* BEGIN *
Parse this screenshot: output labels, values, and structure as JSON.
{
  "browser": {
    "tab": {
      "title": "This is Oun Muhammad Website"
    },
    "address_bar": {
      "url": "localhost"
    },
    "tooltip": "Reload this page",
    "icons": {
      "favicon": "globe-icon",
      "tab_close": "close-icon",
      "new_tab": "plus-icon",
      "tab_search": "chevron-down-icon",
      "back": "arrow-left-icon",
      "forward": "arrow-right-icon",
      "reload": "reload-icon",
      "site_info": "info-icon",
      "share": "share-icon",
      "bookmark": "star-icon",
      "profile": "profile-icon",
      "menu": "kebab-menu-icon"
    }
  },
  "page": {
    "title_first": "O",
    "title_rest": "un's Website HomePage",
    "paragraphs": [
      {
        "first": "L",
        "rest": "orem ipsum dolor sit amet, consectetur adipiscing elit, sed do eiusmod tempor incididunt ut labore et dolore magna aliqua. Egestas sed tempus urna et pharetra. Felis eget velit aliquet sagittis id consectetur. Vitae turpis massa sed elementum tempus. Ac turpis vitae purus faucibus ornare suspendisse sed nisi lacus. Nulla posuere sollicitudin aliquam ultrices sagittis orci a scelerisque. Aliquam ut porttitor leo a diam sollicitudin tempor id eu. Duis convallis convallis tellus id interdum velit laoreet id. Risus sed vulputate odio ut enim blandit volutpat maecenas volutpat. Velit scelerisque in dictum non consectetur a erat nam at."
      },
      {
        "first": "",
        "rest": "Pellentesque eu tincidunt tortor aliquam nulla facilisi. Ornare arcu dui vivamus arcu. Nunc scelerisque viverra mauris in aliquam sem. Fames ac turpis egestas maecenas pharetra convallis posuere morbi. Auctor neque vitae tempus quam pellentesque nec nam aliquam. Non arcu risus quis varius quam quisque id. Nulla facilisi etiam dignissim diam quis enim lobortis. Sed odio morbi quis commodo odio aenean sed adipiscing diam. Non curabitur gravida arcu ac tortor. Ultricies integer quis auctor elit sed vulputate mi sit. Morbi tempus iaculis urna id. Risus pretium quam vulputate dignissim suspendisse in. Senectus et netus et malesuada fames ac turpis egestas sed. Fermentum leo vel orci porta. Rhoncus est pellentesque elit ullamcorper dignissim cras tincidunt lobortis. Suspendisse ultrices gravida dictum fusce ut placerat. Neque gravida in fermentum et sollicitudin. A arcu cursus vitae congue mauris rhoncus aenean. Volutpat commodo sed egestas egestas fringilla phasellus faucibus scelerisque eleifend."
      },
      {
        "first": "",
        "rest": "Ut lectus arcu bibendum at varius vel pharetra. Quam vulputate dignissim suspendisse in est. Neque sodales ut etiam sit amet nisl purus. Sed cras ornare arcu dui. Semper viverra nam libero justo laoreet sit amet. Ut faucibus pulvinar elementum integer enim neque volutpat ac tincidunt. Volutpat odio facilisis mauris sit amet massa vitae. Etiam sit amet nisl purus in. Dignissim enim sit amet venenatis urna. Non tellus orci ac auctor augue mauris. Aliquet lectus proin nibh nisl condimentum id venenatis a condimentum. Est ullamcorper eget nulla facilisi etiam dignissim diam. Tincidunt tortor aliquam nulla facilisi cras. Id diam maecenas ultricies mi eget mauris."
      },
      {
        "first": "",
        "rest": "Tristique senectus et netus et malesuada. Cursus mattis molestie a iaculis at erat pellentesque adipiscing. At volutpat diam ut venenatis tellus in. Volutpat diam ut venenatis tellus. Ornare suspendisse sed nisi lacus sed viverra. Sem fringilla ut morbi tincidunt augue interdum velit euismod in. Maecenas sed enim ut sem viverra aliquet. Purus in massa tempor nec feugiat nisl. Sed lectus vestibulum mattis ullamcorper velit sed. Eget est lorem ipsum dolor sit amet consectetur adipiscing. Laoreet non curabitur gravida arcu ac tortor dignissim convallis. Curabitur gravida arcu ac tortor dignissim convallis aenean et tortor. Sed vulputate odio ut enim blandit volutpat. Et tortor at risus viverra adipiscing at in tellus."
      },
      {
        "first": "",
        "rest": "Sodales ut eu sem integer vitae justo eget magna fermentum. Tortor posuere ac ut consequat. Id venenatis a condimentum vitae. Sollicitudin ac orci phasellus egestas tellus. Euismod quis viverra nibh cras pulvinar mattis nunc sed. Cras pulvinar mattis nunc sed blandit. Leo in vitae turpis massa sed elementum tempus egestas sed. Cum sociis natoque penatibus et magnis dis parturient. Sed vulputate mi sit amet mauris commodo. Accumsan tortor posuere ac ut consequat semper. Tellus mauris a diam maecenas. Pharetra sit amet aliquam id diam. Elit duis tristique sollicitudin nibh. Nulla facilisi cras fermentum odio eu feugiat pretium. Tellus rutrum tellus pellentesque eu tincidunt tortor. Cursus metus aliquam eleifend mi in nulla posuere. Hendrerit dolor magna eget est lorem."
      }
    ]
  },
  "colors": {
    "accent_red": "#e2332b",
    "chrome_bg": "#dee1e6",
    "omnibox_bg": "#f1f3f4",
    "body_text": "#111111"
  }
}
* END *
## INSTRUCTIONS TO FOLLOW
Which lines of the material contain the string "arrow"? List each of them.

## FINAL ANSWER
      "back": "arrow-left-icon",
      "forward": "arrow-right-icon",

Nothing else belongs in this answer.